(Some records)
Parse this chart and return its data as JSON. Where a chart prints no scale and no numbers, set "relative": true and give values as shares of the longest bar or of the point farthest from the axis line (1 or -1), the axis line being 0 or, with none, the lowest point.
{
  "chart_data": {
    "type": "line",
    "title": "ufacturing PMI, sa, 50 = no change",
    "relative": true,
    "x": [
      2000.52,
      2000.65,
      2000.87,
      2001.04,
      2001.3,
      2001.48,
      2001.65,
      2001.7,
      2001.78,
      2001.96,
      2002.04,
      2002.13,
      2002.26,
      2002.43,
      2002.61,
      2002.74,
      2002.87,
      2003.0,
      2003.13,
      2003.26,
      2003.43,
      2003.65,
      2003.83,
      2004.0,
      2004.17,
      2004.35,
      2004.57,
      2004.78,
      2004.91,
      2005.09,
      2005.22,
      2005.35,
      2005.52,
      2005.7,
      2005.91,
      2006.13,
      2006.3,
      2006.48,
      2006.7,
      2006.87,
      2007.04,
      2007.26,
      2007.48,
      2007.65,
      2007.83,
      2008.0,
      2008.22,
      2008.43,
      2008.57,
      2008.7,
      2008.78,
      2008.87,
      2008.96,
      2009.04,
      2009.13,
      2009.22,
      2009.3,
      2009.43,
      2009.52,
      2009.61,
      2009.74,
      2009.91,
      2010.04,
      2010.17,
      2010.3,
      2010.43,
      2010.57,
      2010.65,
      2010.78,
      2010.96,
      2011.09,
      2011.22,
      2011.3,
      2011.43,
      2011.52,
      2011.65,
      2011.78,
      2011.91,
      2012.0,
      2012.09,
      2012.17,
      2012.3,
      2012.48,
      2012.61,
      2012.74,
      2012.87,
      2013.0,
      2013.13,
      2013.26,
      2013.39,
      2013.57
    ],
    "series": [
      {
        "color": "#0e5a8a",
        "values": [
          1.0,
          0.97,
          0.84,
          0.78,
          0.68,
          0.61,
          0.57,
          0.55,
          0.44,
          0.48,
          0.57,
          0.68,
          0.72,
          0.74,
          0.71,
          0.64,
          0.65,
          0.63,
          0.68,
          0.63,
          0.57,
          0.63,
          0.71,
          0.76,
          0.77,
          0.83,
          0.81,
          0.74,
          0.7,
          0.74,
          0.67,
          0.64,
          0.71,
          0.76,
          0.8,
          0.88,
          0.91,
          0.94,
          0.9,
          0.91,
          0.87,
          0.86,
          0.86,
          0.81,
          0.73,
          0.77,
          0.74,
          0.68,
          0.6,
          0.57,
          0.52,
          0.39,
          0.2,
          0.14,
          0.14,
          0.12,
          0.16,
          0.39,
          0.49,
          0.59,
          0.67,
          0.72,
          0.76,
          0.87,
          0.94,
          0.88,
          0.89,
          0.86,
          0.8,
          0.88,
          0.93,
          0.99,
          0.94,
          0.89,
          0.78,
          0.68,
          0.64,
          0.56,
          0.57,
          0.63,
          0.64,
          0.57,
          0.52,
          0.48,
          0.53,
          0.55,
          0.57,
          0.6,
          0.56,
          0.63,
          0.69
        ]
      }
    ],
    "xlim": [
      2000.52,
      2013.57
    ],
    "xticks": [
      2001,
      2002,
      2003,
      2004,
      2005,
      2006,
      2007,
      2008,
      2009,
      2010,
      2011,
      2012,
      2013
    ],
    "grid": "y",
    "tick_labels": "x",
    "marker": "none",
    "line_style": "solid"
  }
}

> [EXERCISE] Gather from the data above every line with the string "values".

> [SOLUTION TO THE PROBLEM]
Parse this chart and return its data as JSON. Where a chart prints no scale and no numbers, set "relative": true and give values as shares of the longest bar or of the point farthest from the axis line (1 or -1), the axis line being 0 or, with none, the lowest point.
        "values": [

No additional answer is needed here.